GIVEN INSTRUCTION »
Omit the pictures, then reproduce every remaining record exactly.

_ _ _ _

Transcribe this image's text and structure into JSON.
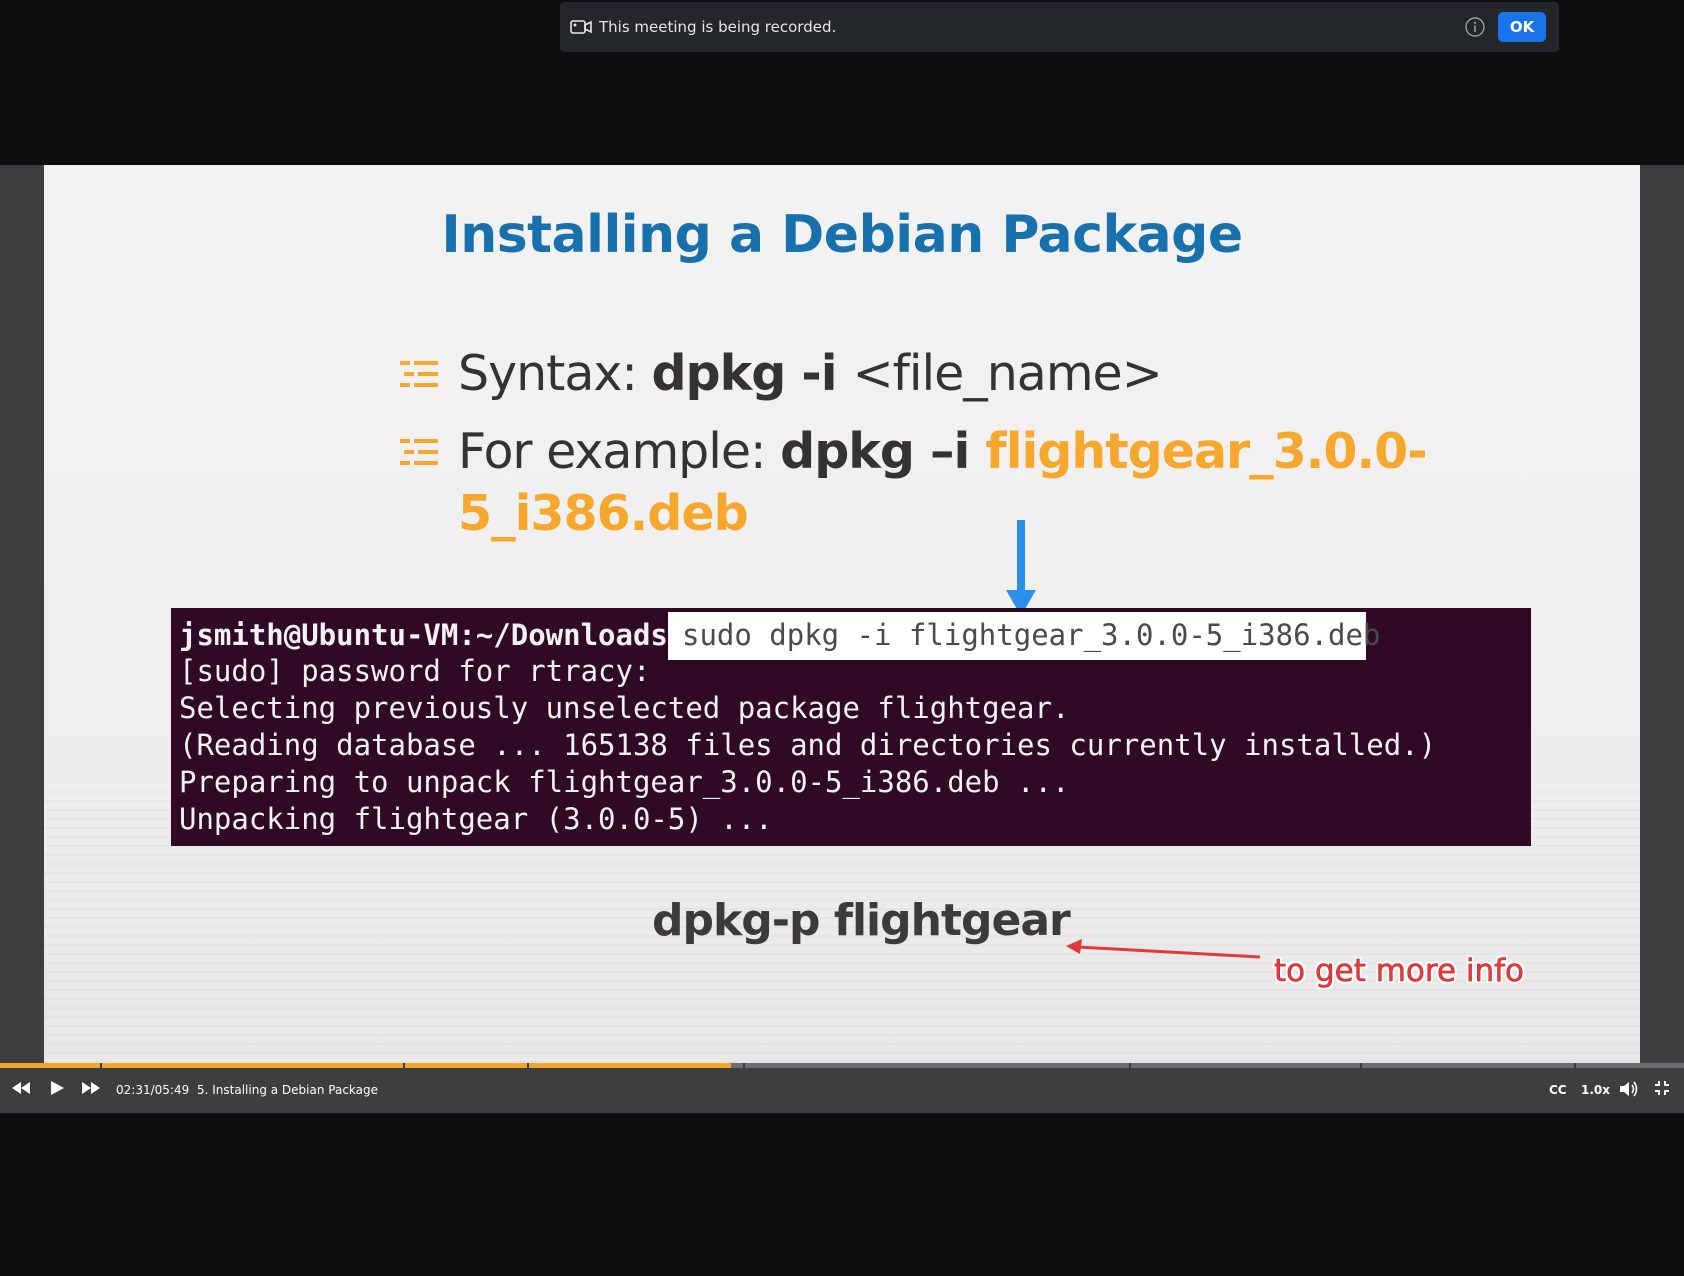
{
  "banner": {
    "message": "This meeting is being recorded.",
    "ok_label": "OK",
    "icons": {
      "camera": "recording-camera-icon",
      "info": "info-icon"
    }
  },
  "slide": {
    "title": "Installing a Debian Package",
    "bullets": [
      {
        "prefix": "Syntax: ",
        "command": "dpkg -i ",
        "argument": "<file_name>"
      },
      {
        "prefix": "For example: ",
        "command": "dpkg –i ",
        "argument": "flightgear_3.0.0-",
        "argument_cont": "5_i386.deb"
      }
    ],
    "terminal": {
      "prompt": "jsmith@Ubuntu-VM:~/Downloads$",
      "command": "sudo dpkg -i flightgear_3.0.0-5_i386.deb",
      "lines": [
        "[sudo] password for rtracy:",
        "Selecting previously unselected package flightgear.",
        "(Reading database ... 165138 files and directories currently installed.)",
        "Preparing to unpack flightgear_3.0.0-5_i386.deb ...",
        "Unpacking flightgear (3.0.0-5) ..."
      ]
    },
    "annotation_command": "dpkg-p flightgear",
    "annotation_note": "to get more info"
  },
  "player": {
    "time": "02:31/05:49",
    "lecture_title": "5. Installing a Debian Package",
    "progress": 0.434,
    "cc_label": "CC",
    "speed_label": "1.0x",
    "colors": {
      "progress": "#f5a623",
      "accent": "#1a73e8"
    }
  }
}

_ _ _ _

TASK SOLUTION »
Transcribe this image's text and structure into JSON.
{
  "banner": {
    "message": "This meeting is being recorded.",
    "ok_label": "OK",
    "icons": {
      "camera": "recording-camera-icon",
      "info": "info-icon"
    }
  },
  "slide": {
    "title": "Installing a Debian Package",
    "bullets": [
      {
        "prefix": "Syntax: ",
        "command": "dpkg -i ",
        "argument": "<file_name>"
      },
      {
        "prefix": "For example: ",
        "command": "dpkg –i ",
        "argument": "flightgear_3.0.0-",
        "argument_cont": "5_i386.deb"
      }
    ],
    "terminal": {
      "prompt": "jsmith@Ubuntu-VM:~/Downloads$",
      "command": "sudo dpkg -i flightgear_3.0.0-5_i386.deb",
      "lines": [
        "[sudo] password for rtracy:",
        "Selecting previously unselected package flightgear.",
        "(Reading database ... 165138 files and directories currently installed.)",
        "Preparing to unpack flightgear_3.0.0-5_i386.deb ...",
        "Unpacking flightgear (3.0.0-5) ..."
      ]
    },
    "annotation_command": "dpkg-p flightgear",
    "annotation_note": "to get more info"
  },
  "player": {
    "time": "02:31/05:49",
    "lecture_title": "5. Installing a Debian Package",
    "progress": 0.434,
    "cc_label": "CC",
    "speed_label": "1.0x",
    "colors": {
      "progress": "#f5a623",
      "accent": "#1a73e8"
    }
  }
}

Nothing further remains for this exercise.